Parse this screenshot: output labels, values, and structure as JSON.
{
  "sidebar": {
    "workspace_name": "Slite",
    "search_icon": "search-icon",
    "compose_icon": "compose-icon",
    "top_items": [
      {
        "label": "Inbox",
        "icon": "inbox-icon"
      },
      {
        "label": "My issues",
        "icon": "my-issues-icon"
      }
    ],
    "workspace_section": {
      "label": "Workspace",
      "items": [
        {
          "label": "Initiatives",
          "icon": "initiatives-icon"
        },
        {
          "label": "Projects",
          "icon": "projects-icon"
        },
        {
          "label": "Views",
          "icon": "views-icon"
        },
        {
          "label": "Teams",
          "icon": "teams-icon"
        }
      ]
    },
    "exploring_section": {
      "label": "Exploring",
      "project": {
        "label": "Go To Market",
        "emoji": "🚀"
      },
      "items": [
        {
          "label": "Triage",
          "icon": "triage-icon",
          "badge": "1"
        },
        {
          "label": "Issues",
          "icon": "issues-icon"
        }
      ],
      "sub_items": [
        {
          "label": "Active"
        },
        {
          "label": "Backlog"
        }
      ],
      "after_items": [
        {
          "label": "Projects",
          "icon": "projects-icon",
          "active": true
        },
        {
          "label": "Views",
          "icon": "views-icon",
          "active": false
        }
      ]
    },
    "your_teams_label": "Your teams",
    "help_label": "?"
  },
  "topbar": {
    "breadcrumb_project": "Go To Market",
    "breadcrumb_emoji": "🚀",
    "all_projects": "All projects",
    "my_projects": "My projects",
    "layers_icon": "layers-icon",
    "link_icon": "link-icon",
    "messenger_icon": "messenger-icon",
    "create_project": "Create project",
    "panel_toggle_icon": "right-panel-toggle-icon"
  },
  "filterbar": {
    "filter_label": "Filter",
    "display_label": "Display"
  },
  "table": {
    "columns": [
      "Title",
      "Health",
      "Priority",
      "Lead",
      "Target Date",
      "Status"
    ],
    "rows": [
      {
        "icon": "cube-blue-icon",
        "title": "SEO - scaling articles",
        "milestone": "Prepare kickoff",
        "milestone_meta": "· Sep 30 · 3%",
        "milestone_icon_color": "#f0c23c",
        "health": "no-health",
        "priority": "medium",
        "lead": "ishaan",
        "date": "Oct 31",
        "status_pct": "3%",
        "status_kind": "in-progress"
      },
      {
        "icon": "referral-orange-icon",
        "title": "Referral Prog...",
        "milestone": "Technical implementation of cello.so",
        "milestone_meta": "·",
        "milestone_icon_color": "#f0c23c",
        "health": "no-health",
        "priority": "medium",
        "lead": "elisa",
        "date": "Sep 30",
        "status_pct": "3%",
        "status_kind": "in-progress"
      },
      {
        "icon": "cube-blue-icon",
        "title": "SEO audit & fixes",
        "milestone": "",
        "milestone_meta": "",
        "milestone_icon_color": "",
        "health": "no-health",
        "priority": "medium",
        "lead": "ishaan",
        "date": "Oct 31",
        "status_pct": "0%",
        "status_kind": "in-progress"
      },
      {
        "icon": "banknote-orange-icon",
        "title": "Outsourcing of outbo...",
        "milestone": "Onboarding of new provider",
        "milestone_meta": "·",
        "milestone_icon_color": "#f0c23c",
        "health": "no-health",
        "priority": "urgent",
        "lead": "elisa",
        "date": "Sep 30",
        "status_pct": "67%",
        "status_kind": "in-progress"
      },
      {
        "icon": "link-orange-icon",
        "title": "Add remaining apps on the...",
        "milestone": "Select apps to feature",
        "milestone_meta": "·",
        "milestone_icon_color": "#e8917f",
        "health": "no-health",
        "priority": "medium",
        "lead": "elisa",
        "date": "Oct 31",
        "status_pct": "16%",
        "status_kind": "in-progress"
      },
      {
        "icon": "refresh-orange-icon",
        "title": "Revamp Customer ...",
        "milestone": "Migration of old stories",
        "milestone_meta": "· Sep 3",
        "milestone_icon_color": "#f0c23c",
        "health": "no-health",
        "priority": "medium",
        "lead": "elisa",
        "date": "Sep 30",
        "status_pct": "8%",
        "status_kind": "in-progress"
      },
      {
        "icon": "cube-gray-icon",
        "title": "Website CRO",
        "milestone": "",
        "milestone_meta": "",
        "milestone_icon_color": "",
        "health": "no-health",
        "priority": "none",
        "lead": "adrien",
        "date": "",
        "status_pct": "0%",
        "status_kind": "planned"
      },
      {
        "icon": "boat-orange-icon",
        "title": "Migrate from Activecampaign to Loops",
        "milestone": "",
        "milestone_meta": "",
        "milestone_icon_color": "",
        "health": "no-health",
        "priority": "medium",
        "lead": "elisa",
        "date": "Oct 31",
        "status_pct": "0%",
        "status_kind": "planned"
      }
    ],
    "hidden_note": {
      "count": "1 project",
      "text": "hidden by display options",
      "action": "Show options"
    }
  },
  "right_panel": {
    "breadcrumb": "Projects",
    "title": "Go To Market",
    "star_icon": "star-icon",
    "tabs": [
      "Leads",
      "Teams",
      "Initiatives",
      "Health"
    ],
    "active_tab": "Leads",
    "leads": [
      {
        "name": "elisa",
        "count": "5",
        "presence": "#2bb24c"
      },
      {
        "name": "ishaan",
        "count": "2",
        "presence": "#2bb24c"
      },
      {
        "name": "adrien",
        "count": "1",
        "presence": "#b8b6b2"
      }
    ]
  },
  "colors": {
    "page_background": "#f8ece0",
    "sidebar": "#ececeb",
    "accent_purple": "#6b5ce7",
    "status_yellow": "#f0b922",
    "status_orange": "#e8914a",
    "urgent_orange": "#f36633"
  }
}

★ ★ ★ ★ ★

◆ Problem statement: Output all of the data again, exactly.

◆ Reply to the task:
Parse this screenshot: output labels, values, and structure as JSON.
{
  "sidebar": {
    "workspace_name": "Slite",
    "search_icon": "search-icon",
    "compose_icon": "compose-icon",
    "top_items": [
      {
        "label": "Inbox",
        "icon": "inbox-icon"
      },
      {
        "label": "My issues",
        "icon": "my-issues-icon"
      }
    ],
    "workspace_section": {
      "label": "Workspace",
      "items": [
        {
          "label": "Initiatives",
          "icon": "initiatives-icon"
        },
        {
          "label": "Projects",
          "icon": "projects-icon"
        },
        {
          "label": "Views",
          "icon": "views-icon"
        },
        {
          "label": "Teams",
          "icon": "teams-icon"
        }
      ]
    },
    "exploring_section": {
      "label": "Exploring",
      "project": {
        "label": "Go To Market",
        "emoji": "🚀"
      },
      "items": [
        {
          "label": "Triage",
          "icon": "triage-icon",
          "badge": "1"
        },
        {
          "label": "Issues",
          "icon": "issues-icon"
        }
      ],
      "sub_items": [
        {
          "label": "Active"
        },
        {
          "label": "Backlog"
        }
      ],
      "after_items": [
        {
          "label": "Projects",
          "icon": "projects-icon",
          "active": true
        },
        {
          "label": "Views",
          "icon": "views-icon",
          "active": false
        }
      ]
    },
    "your_teams_label": "Your teams",
    "help_label": "?"
  },
  "topbar": {
    "breadcrumb_project": "Go To Market",
    "breadcrumb_emoji": "🚀",
    "all_projects": "All projects",
    "my_projects": "My projects",
    "layers_icon": "layers-icon",
    "link_icon": "link-icon",
    "messenger_icon": "messenger-icon",
    "create_project": "Create project",
    "panel_toggle_icon": "right-panel-toggle-icon"
  },
  "filterbar": {
    "filter_label": "Filter",
    "display_label": "Display"
  },
  "table": {
    "columns": [
      "Title",
      "Health",
      "Priority",
      "Lead",
      "Target Date",
      "Status"
    ],
    "rows": [
      {
        "icon": "cube-blue-icon",
        "title": "SEO - scaling articles",
        "milestone": "Prepare kickoff",
        "milestone_meta": "· Sep 30 · 3%",
        "milestone_icon_color": "#f0c23c",
        "health": "no-health",
        "priority": "medium",
        "lead": "ishaan",
        "date": "Oct 31",
        "status_pct": "3%",
        "status_kind": "in-progress"
      },
      {
        "icon": "referral-orange-icon",
        "title": "Referral Prog...",
        "milestone": "Technical implementation of cello.so",
        "milestone_meta": "·",
        "milestone_icon_color": "#f0c23c",
        "health": "no-health",
        "priority": "medium",
        "lead": "elisa",
        "date": "Sep 30",
        "status_pct": "3%",
        "status_kind": "in-progress"
      },
      {
        "icon": "cube-blue-icon",
        "title": "SEO audit & fixes",
        "milestone": "",
        "milestone_meta": "",
        "milestone_icon_color": "",
        "health": "no-health",
        "priority": "medium",
        "lead": "ishaan",
        "date": "Oct 31",
        "status_pct": "0%",
        "status_kind": "in-progress"
      },
      {
        "icon": "banknote-orange-icon",
        "title": "Outsourcing of outbo...",
        "milestone": "Onboarding of new provider",
        "milestone_meta": "·",
        "milestone_icon_color": "#f0c23c",
        "health": "no-health",
        "priority": "urgent",
        "lead": "elisa",
        "date": "Sep 30",
        "status_pct": "67%",
        "status_kind": "in-progress"
      },
      {
        "icon": "link-orange-icon",
        "title": "Add remaining apps on the...",
        "milestone": "Select apps to feature",
        "milestone_meta": "·",
        "milestone_icon_color": "#e8917f",
        "health": "no-health",
        "priority": "medium",
        "lead": "elisa",
        "date": "Oct 31",
        "status_pct": "16%",
        "status_kind": "in-progress"
      },
      {
        "icon": "refresh-orange-icon",
        "title": "Revamp Customer ...",
        "milestone": "Migration of old stories",
        "milestone_meta": "· Sep 3",
        "milestone_icon_color": "#f0c23c",
        "health": "no-health",
        "priority": "medium",
        "lead": "elisa",
        "date": "Sep 30",
        "status_pct": "8%",
        "status_kind": "in-progress"
      },
      {
        "icon": "cube-gray-icon",
        "title": "Website CRO",
        "milestone": "",
        "milestone_meta": "",
        "milestone_icon_color": "",
        "health": "no-health",
        "priority": "none",
        "lead": "adrien",
        "date": "",
        "status_pct": "0%",
        "status_kind": "planned"
      },
      {
        "icon": "boat-orange-icon",
        "title": "Migrate from Activecampaign to Loops",
        "milestone": "",
        "milestone_meta": "",
        "milestone_icon_color": "",
        "health": "no-health",
        "priority": "medium",
        "lead": "elisa",
        "date": "Oct 31",
        "status_pct": "0%",
        "status_kind": "planned"
      }
    ],
    "hidden_note": {
      "count": "1 project",
      "text": "hidden by display options",
      "action": "Show options"
    }
  },
  "right_panel": {
    "breadcrumb": "Projects",
    "title": "Go To Market",
    "star_icon": "star-icon",
    "tabs": [
      "Leads",
      "Teams",
      "Initiatives",
      "Health"
    ],
    "active_tab": "Leads",
    "leads": [
      {
        "name": "elisa",
        "count": "5",
        "presence": "#2bb24c"
      },
      {
        "name": "ishaan",
        "count": "2",
        "presence": "#2bb24c"
      },
      {
        "name": "adrien",
        "count": "1",
        "presence": "#b8b6b2"
      }
    ]
  },
  "colors": {
    "page_background": "#f8ece0",
    "sidebar": "#ececeb",
    "accent_purple": "#6b5ce7",
    "status_yellow": "#f0b922",
    "status_orange": "#e8914a",
    "urgent_orange": "#f36633"
  }
}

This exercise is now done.